Exercise requirements :: Where a line holds the string "Customization", return that line.

Task material ::
• • •

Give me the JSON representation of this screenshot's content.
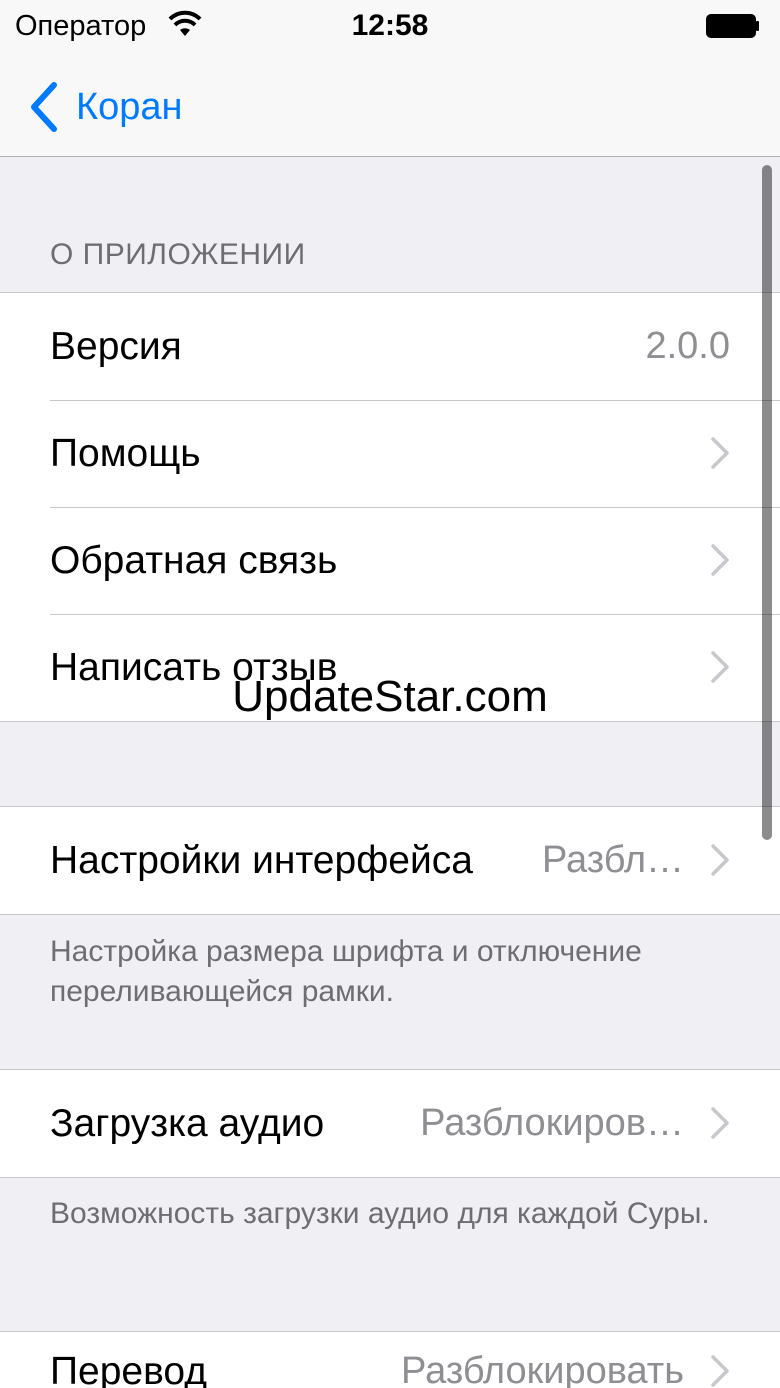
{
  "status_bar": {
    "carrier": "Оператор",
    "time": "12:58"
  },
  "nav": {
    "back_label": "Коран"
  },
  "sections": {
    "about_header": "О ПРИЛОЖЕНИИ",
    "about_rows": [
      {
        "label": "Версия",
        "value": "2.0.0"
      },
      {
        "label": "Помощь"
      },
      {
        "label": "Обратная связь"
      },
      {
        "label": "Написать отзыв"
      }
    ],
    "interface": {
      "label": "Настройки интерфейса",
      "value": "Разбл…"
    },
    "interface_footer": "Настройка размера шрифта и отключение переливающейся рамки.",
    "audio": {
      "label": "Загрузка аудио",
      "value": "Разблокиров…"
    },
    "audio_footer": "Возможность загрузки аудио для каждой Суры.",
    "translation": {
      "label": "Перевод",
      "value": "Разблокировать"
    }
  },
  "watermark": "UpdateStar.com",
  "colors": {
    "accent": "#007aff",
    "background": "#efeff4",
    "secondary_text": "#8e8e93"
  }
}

• • •

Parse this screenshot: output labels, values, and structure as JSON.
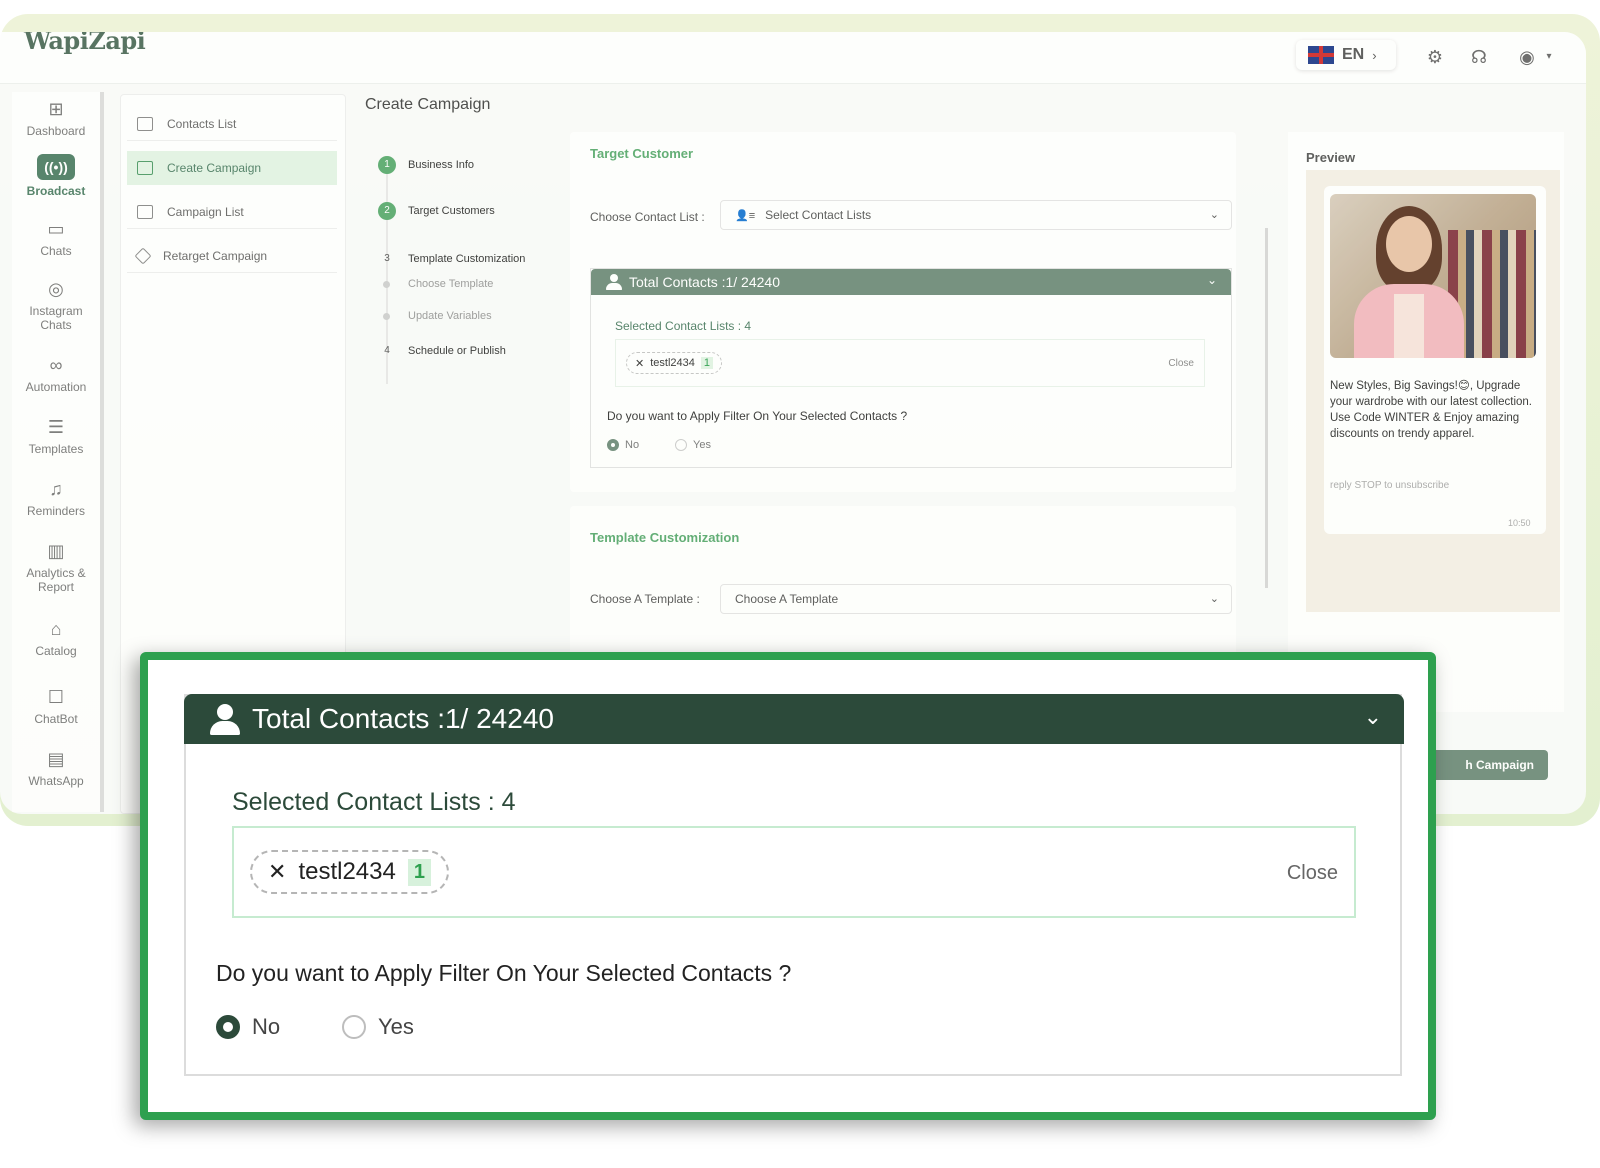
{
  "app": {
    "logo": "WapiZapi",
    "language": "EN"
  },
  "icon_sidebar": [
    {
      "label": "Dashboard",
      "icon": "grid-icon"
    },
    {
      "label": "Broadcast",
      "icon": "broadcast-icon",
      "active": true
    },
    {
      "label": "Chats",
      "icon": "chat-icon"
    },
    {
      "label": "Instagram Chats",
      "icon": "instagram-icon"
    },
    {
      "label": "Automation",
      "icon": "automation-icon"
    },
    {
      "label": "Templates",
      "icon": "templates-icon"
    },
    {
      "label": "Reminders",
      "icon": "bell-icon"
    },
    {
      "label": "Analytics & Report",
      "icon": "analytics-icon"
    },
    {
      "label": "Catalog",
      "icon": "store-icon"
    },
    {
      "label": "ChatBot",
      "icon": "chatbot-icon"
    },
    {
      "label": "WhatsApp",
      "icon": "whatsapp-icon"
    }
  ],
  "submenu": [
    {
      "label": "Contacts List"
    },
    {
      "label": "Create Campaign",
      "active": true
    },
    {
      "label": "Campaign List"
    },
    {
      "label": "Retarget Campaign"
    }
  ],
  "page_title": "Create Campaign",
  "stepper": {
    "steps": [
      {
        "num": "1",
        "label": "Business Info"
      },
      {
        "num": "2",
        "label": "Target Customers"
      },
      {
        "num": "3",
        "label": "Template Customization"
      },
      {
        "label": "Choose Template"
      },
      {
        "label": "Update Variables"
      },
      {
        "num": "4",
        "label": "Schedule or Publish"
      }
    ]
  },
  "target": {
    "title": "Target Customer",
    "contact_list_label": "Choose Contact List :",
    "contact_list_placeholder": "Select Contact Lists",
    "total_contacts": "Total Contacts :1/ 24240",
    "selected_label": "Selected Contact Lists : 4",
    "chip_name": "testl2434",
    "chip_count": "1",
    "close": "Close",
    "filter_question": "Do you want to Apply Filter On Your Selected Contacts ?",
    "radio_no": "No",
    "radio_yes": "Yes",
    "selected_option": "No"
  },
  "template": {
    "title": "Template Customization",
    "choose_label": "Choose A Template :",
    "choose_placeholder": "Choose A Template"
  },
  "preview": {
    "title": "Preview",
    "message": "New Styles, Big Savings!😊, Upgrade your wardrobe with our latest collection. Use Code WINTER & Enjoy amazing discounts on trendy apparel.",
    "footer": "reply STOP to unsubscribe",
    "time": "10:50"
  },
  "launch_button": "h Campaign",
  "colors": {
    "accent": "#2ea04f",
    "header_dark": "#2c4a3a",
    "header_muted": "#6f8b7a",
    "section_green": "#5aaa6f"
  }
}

• • •

Task output ::
        "label": "Template Customization"
    "title": "Template Customization",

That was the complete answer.